>> Begin Available data

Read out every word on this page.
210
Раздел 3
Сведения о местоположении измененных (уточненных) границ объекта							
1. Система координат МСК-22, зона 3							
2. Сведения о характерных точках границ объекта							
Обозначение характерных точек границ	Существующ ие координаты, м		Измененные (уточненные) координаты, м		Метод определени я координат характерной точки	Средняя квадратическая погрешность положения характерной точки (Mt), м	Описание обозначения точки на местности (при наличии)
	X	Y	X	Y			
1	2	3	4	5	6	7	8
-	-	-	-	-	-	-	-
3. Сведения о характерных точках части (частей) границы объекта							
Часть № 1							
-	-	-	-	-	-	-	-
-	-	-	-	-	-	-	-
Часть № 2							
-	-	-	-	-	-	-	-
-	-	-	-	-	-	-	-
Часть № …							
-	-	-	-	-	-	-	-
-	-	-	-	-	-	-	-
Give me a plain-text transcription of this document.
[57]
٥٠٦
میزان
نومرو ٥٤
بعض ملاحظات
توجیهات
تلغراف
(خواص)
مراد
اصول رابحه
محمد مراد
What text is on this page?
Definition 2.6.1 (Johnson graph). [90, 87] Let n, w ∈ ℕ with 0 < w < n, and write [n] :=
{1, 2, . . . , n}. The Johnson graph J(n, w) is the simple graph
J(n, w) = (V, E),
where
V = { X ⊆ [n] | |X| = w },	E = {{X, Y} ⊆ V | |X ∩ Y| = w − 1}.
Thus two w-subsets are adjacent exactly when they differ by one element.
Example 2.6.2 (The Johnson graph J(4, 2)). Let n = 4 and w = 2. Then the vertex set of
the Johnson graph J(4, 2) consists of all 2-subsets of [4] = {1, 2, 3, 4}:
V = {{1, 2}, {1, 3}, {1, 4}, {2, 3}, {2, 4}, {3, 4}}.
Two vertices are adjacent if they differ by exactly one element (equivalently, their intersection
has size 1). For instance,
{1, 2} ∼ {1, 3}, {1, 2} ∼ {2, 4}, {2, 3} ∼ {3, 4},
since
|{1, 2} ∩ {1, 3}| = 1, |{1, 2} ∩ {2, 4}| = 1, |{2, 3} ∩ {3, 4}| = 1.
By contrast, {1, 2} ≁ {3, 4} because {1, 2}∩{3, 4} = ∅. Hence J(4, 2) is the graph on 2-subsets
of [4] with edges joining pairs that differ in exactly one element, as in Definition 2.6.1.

>> End Available data

Write the data back out verbatim.

> **Task output**
Read out every word on this page.
210
Раздел 3
Сведения о местоположении измененных (уточненных) границ объекта							
1. Система координат МСК-22, зона 3							
2. Сведения о характерных точках границ объекта							
Обозначение характерных точек границ	Существующ ие координаты, м		Измененные (уточненные) координаты, м		Метод определени я координат характерной точки	Средняя квадратическая погрешность положения характерной точки (Mt), м	Описание обозначения точки на местности (при наличии)
	X	Y	X	Y			
1	2	3	4	5	6	7	8
-	-	-	-	-	-	-	-
3. Сведения о характерных точках части (частей) границы объекта							
Часть № 1							
-	-	-	-	-	-	-	-
-	-	-	-	-	-	-	-
Часть № 2							
-	-	-	-	-	-	-	-
-	-	-	-	-	-	-	-
Часть № …							
-	-	-	-	-	-	-	-
-	-	-	-	-	-	-	-
Give me a plain-text transcription of this document.
[57]
٥٠٦
میزان
نومرو ٥٤
بعض ملاحظات
توجیهات
تلغراف
(خواص)
مراد
اصول رابحه
محمد مراد
What text is on this page?
Definition 2.6.1 (Johnson graph). [90, 87] Let n, w ∈ ℕ with 0 < w < n, and write [n] :=
{1, 2, . . . , n}. The Johnson graph J(n, w) is the simple graph
J(n, w) = (V, E),
where
V = { X ⊆ [n] | |X| = w },	E = {{X, Y} ⊆ V | |X ∩ Y| = w − 1}.
Thus two w-subsets are adjacent exactly when they differ by one element.
Example 2.6.2 (The Johnson graph J(4, 2)). Let n = 4 and w = 2. Then the vertex set of
the Johnson graph J(4, 2) consists of all 2-subsets of [4] = {1, 2, 3, 4}:
V = {{1, 2}, {1, 3}, {1, 4}, {2, 3}, {2, 4}, {3, 4}}.
Two vertices are adjacent if they differ by exactly one element (equivalently, their intersection
has size 1). For instance,
{1, 2} ∼ {1, 3}, {1, 2} ∼ {2, 4}, {2, 3} ∼ {3, 4},
since
|{1, 2} ∩ {1, 3}| = 1, |{1, 2} ∩ {2, 4}| = 1, |{2, 3} ∩ {3, 4}| = 1.
By contrast, {1, 2} ≁ {3, 4} because {1, 2}∩{3, 4} = ∅. Hence J(4, 2) is the graph on 2-subsets
of [4] with edges joining pairs that differ in exactly one element, as in Definition 2.6.1.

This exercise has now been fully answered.